Task prompt >> Copy the material that follows word for word and omit its pictures.

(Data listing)
====================

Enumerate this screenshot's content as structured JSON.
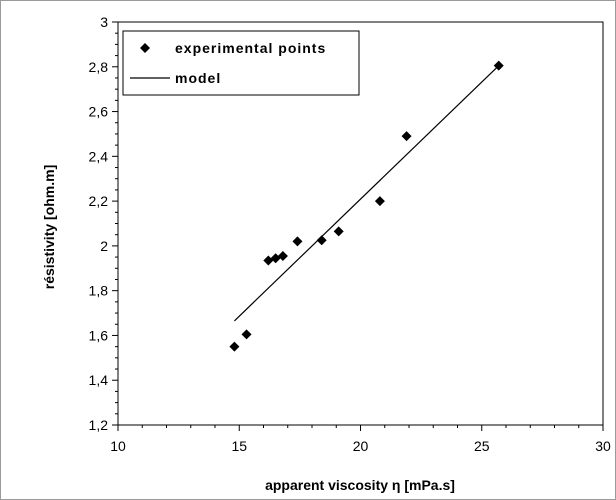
{
  "chart_data": {
    "type": "scatter",
    "xlabel": "apparent viscosity η  [mPa.s]",
    "ylabel": "résistivity    [ohm.m]",
    "xlim": [
      10,
      30
    ],
    "ylim": [
      1.2,
      3
    ],
    "x_ticks": [
      "10",
      "15",
      "20",
      "25",
      "30"
    ],
    "y_ticks": [
      "1,2",
      "1,4",
      "1,6",
      "1,8",
      "2",
      "2,2",
      "2,4",
      "2,6",
      "2,8",
      "3"
    ],
    "grid": false,
    "legend_position": "top-left",
    "series": [
      {
        "name": "experimental points",
        "marker": "diamond",
        "color": "#000000",
        "points": [
          {
            "x": 14.8,
            "y": 1.55
          },
          {
            "x": 15.3,
            "y": 1.605
          },
          {
            "x": 16.2,
            "y": 1.935
          },
          {
            "x": 16.5,
            "y": 1.945
          },
          {
            "x": 16.8,
            "y": 1.955
          },
          {
            "x": 17.4,
            "y": 2.02
          },
          {
            "x": 18.4,
            "y": 2.025
          },
          {
            "x": 19.1,
            "y": 2.065
          },
          {
            "x": 20.8,
            "y": 2.2
          },
          {
            "x": 21.9,
            "y": 2.49
          },
          {
            "x": 25.7,
            "y": 2.805
          }
        ]
      },
      {
        "name": "model",
        "style": "line",
        "color": "#000000",
        "points": [
          {
            "x": 14.8,
            "y": 1.665
          },
          {
            "x": 25.7,
            "y": 2.805
          }
        ]
      }
    ]
  }
}
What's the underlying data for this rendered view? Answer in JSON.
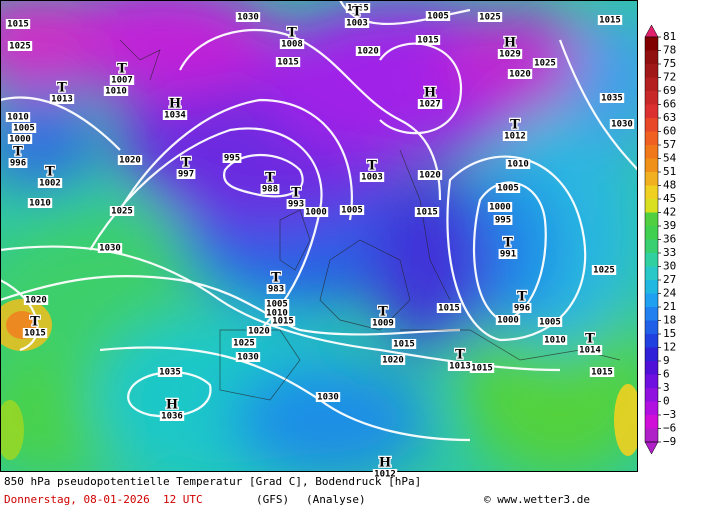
{
  "caption": {
    "title": "850 hPa pseudopotentielle Temperatur [Grad C], Bodendruck [hPa]",
    "date": "Donnerstag, 08-01-2026  12 UTC",
    "model": "(GFS)",
    "run": "(Analyse)",
    "credit": "© www.wetter3.de"
  },
  "colorbar": {
    "ticks": [
      81,
      78,
      75,
      72,
      69,
      66,
      63,
      60,
      57,
      54,
      51,
      48,
      45,
      42,
      39,
      36,
      33,
      30,
      27,
      24,
      21,
      18,
      15,
      12,
      9,
      6,
      3,
      0,
      {
        "value": -3,
        "label": "−3"
      },
      {
        "value": -6,
        "label": "−6"
      },
      {
        "value": -9,
        "label": "−9"
      }
    ],
    "colors": [
      "#e0206c",
      "#800000",
      "#901010",
      "#a01818",
      "#b42020",
      "#c82828",
      "#dc3030",
      "#e84828",
      "#f06020",
      "#f07818",
      "#f09018",
      "#f0b020",
      "#f0d020",
      "#d8e020",
      "#50d040",
      "#40d050",
      "#38d070",
      "#30d0a0",
      "#28c8c8",
      "#20b8e0",
      "#20a0f0",
      "#2080f0",
      "#2060e8",
      "#2040e0",
      "#3020d8",
      "#5010d8",
      "#7010e0",
      "#9010e0",
      "#b010e0",
      "#d010d8",
      "#b020c8"
    ]
  },
  "isobar_labels": [
    1015,
    1030,
    1005,
    1005,
    1025,
    1015,
    1025,
    1020,
    1015,
    1015,
    1010,
    1025,
    1020,
    1035,
    1010,
    1005,
    1000,
    1020,
    995,
    1000,
    1005,
    1015,
    1020,
    1010,
    1005,
    1000,
    995,
    1025,
    1030,
    1020,
    1005,
    1010,
    1015,
    1020,
    1025,
    1030,
    1015,
    1000,
    1005,
    1010,
    1015,
    1020,
    1015,
    1015,
    1035,
    1030,
    1030,
    1025,
    1010
  ],
  "pressure_centers": [
    {
      "symbol": "T",
      "pressure": 1013
    },
    {
      "symbol": "T",
      "pressure": 996
    },
    {
      "symbol": "T",
      "pressure": 1002
    },
    {
      "symbol": "H",
      "pressure": 1034
    },
    {
      "symbol": "T",
      "pressure": 997
    },
    {
      "symbol": "T",
      "pressure": 988
    },
    {
      "symbol": "T",
      "pressure": 993
    },
    {
      "symbol": "T",
      "pressure": 983
    },
    {
      "symbol": "T",
      "pressure": 1009
    },
    {
      "symbol": "T",
      "pressure": 1003
    },
    {
      "symbol": "H",
      "pressure": 1027
    },
    {
      "symbol": "T",
      "pressure": 1012
    },
    {
      "symbol": "H",
      "pressure": 1029
    },
    {
      "symbol": "T",
      "pressure": 991
    },
    {
      "symbol": "T",
      "pressure": 996
    },
    {
      "symbol": "T",
      "pressure": 1014
    },
    {
      "symbol": "T",
      "pressure": 1015
    },
    {
      "symbol": "H",
      "pressure": 1036
    },
    {
      "symbol": "H",
      "pressure": 1012
    },
    {
      "symbol": "T",
      "pressure": 1013
    },
    {
      "symbol": "T",
      "pressure": 1008
    },
    {
      "symbol": "T",
      "pressure": 1007
    },
    {
      "symbol": "T",
      "pressure": 1003
    }
  ]
}
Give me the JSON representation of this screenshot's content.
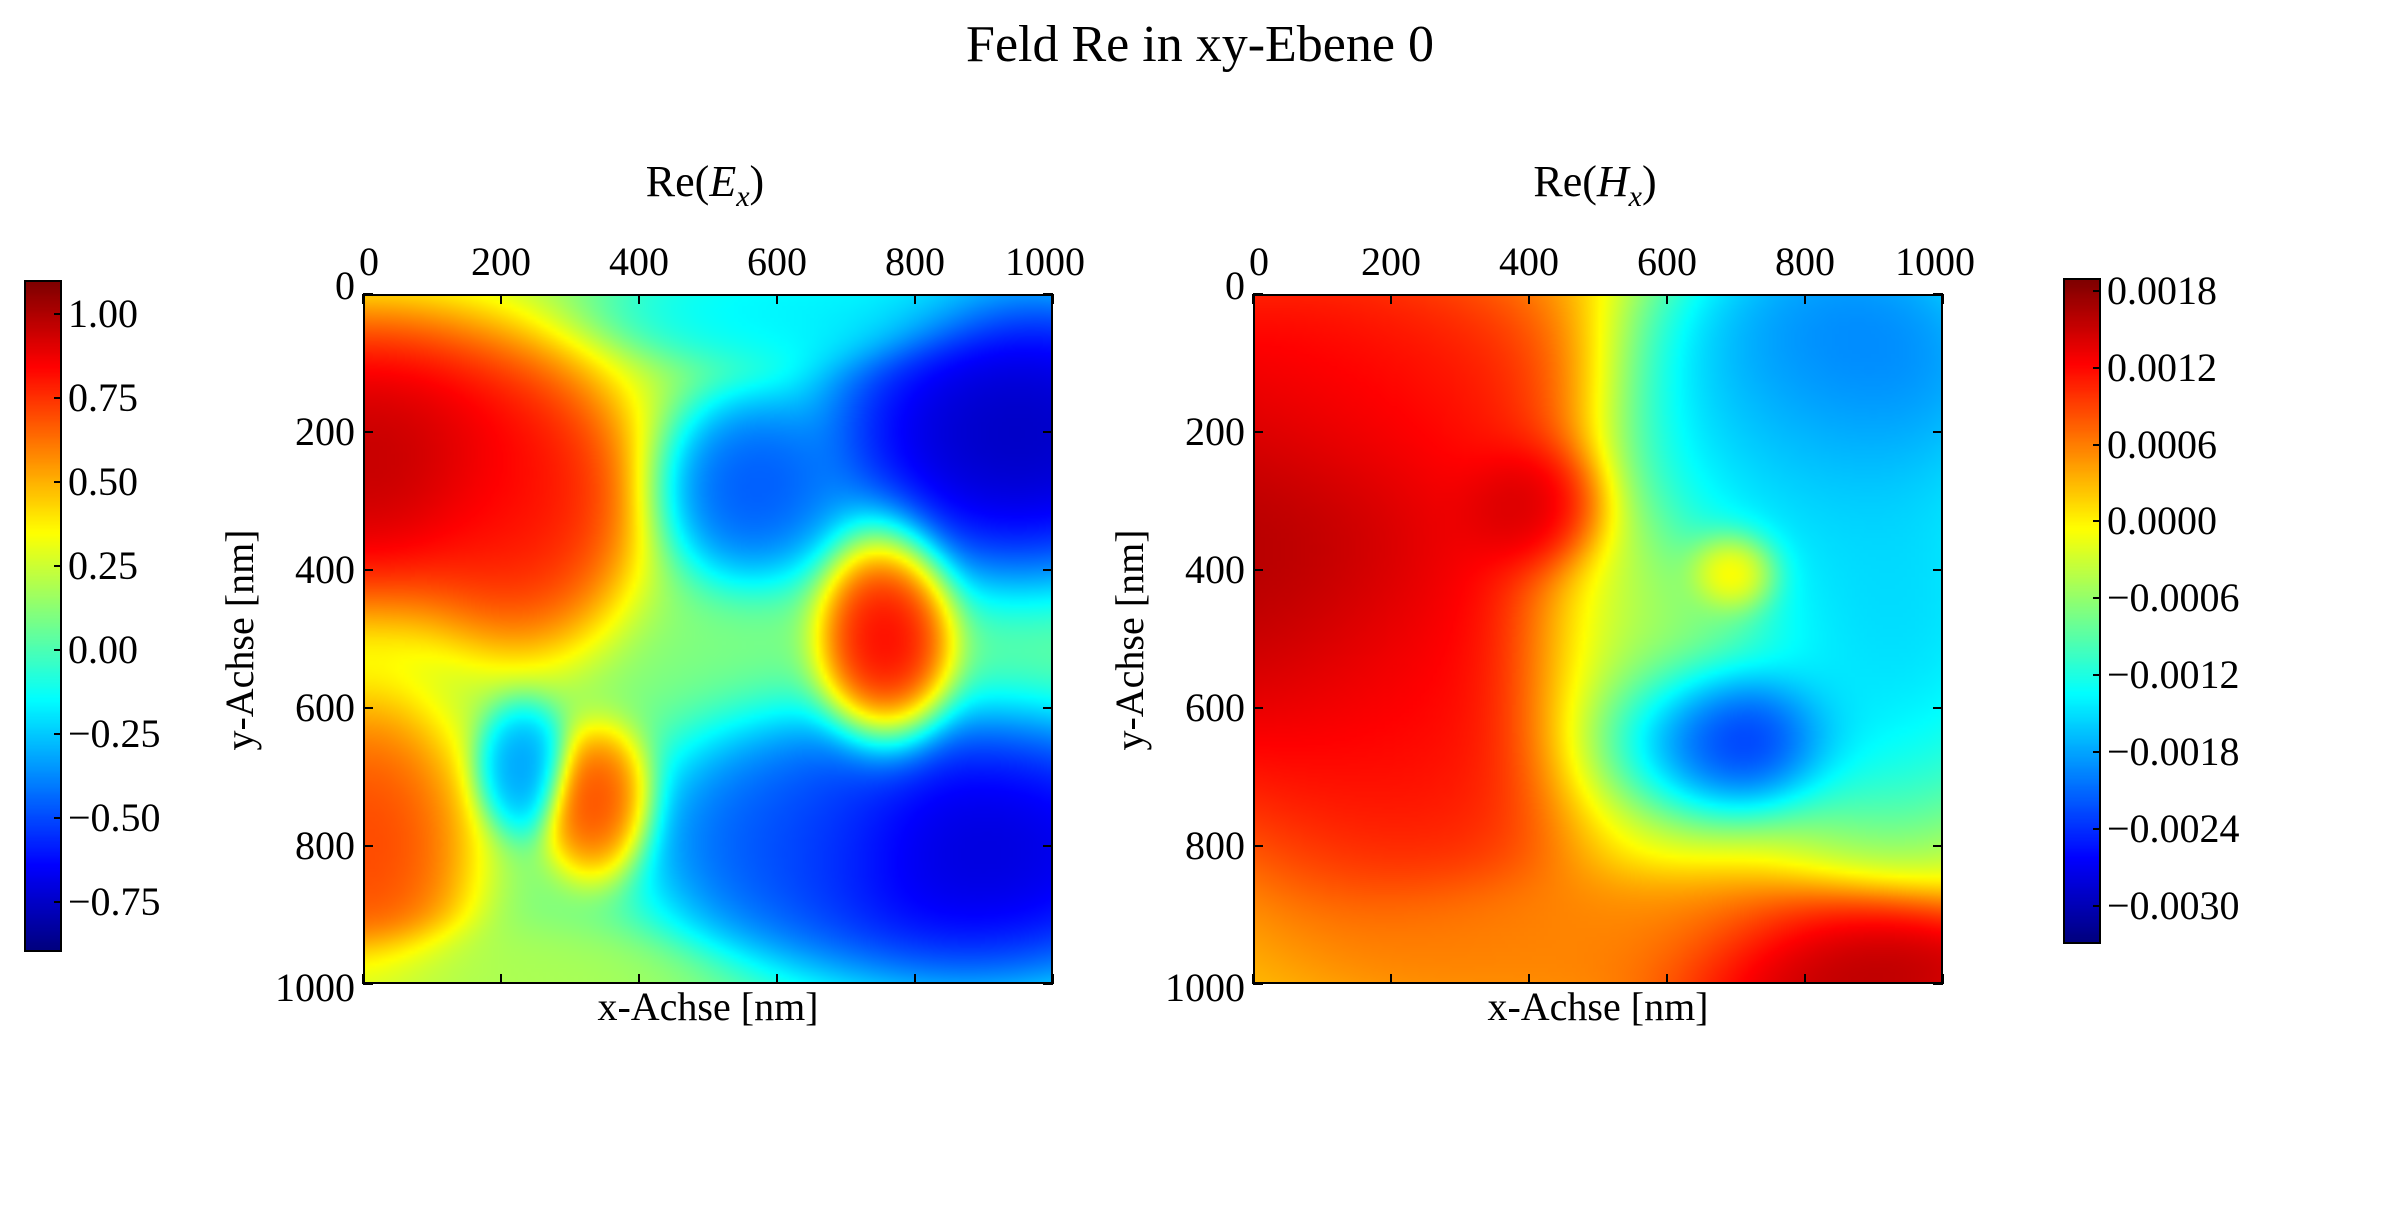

====================

Exercise output >>
Enumerate this screenshot's content as structured JSON.
{
  "chart_data": {
    "type": "scatter",
    "xlabel": "apparent viscosity η  [mPa.s]",
    "ylabel": "résistivity    [ohm.m]",
    "xlim": [
      10,
      30
    ],
    "ylim": [
      1.2,
      3
    ],
    "x_ticks": [
      "10",
      "15",
      "20",
      "25",
      "30"
    ],
    "y_ticks": [
      "1,2",
      "1,4",
      "1,6",
      "1,8",
      "2",
      "2,2",
      "2,4",
      "2,6",
      "2,8",
      "3"
    ],
    "grid": false,
    "legend_position": "top-left",
    "series": [
      {
        "name": "experimental points",
        "marker": "diamond",
        "color": "#000000",
        "points": [
          {
            "x": 14.8,
            "y": 1.55
          },
          {
            "x": 15.3,
            "y": 1.605
          },
          {
            "x": 16.2,
            "y": 1.935
          },
          {
            "x": 16.5,
            "y": 1.945
          },
          {
            "x": 16.8,
            "y": 1.955
          },
          {
            "x": 17.4,
            "y": 2.02
          },
          {
            "x": 18.4,
            "y": 2.025
          },
          {
            "x": 19.1,
            "y": 2.065
          },
          {
            "x": 20.8,
            "y": 2.2
          },
          {
            "x": 21.9,
            "y": 2.49
          },
          {
            "x": 25.7,
            "y": 2.805
          }
        ]
      },
      {
        "name": "model",
        "style": "line",
        "color": "#000000",
        "points": [
          {
            "x": 14.8,
            "y": 1.665
          },
          {
            "x": 25.7,
            "y": 2.805
          }
        ]
      }
    ]
  }
}
What's the underlying data for this rendered view? Answer in JSON.
{
  "caption": {
    "title": "850 hPa pseudopotentielle Temperatur [Grad C], Bodendruck [hPa]",
    "date": "Donnerstag, 08-01-2026  12 UTC",
    "model": "(GFS)",
    "run": "(Analyse)",
    "credit": "© www.wetter3.de"
  },
  "colorbar": {
    "ticks": [
      81,
      78,
      75,
      72,
      69,
      66,
      63,
      60,
      57,
      54,
      51,
      48,
      45,
      42,
      39,
      36,
      33,
      30,
      27,
      24,
      21,
      18,
      15,
      12,
      9,
      6,
      3,
      0,
      {
        "value": -3,
        "label": "−3"
      },
      {
        "value": -6,
        "label": "−6"
      },
      {
        "value": -9,
        "label": "−9"
      }
    ],
    "colors": [
      "#e0206c",
      "#800000",
      "#901010",
      "#a01818",
      "#b42020",
      "#c82828",
      "#dc3030",
      "#e84828",
      "#f06020",
      "#f07818",
      "#f09018",
      "#f0b020",
      "#f0d020",
      "#d8e020",
      "#50d040",
      "#40d050",
      "#38d070",
      "#30d0a0",
      "#28c8c8",
      "#20b8e0",
      "#20a0f0",
      "#2080f0",
      "#2060e8",
      "#2040e0",
      "#3020d8",
      "#5010d8",
      "#7010e0",
      "#9010e0",
      "#b010e0",
      "#d010d8",
      "#b020c8"
    ]
  },
  "isobar_labels": [
    1015,
    1030,
    1005,
    1005,
    1025,
    1015,
    1025,
    1020,
    1015,
    1015,
    1010,
    1025,
    1020,
    1035,
    1010,
    1005,
    1000,
    1020,
    995,
    1000,
    1005,
    1015,
    1020,
    1010,
    1005,
    1000,
    995,
    1025,
    1030,
    1020,
    1005,
    1010,
    1015,
    1020,
    1025,
    1030,
    1015,
    1000,
    1005,
    1010,
    1015,
    1020,
    1015,
    1015,
    1035,
    1030,
    1030,
    1025,
    1010
  ],
  "pressure_centers": [
    {
      "symbol": "T",
      "pressure": 1013
    },
    {
      "symbol": "T",
      "pressure": 996
    },
    {
      "symbol": "T",
      "pressure": 1002
    },
    {
      "symbol": "H",
      "pressure": 1034
    },
    {
      "symbol": "T",
      "pressure": 997
    },
    {
      "symbol": "T",
      "pressure": 988
    },
    {
      "symbol": "T",
      "pressure": 993
    },
    {
      "symbol": "T",
      "pressure": 983
    },
    {
      "symbol": "T",
      "pressure": 1009
    },
    {
      "symbol": "T",
      "pressure": 1003
    },
    {
      "symbol": "H",
      "pressure": 1027
    },
    {
      "symbol": "T",
      "pressure": 1012
    },
    {
      "symbol": "H",
      "pressure": 1029
    },
    {
      "symbol": "T",
      "pressure": 991
    },
    {
      "symbol": "T",
      "pressure": 996
    },
    {
      "symbol": "T",
      "pressure": 1014
    },
    {
      "symbol": "T",
      "pressure": 1015
    },
    {
      "symbol": "H",
      "pressure": 1036
    },
    {
      "symbol": "H",
      "pressure": 1012
    },
    {
      "symbol": "T",
      "pressure": 1013
    },
    {
      "symbol": "T",
      "pressure": 1008
    },
    {
      "symbol": "T",
      "pressure": 1007
    },
    {
      "symbol": "T",
      "pressure": 1003
    }
  ]
}
Give me the JSON representation of this screenshot's content.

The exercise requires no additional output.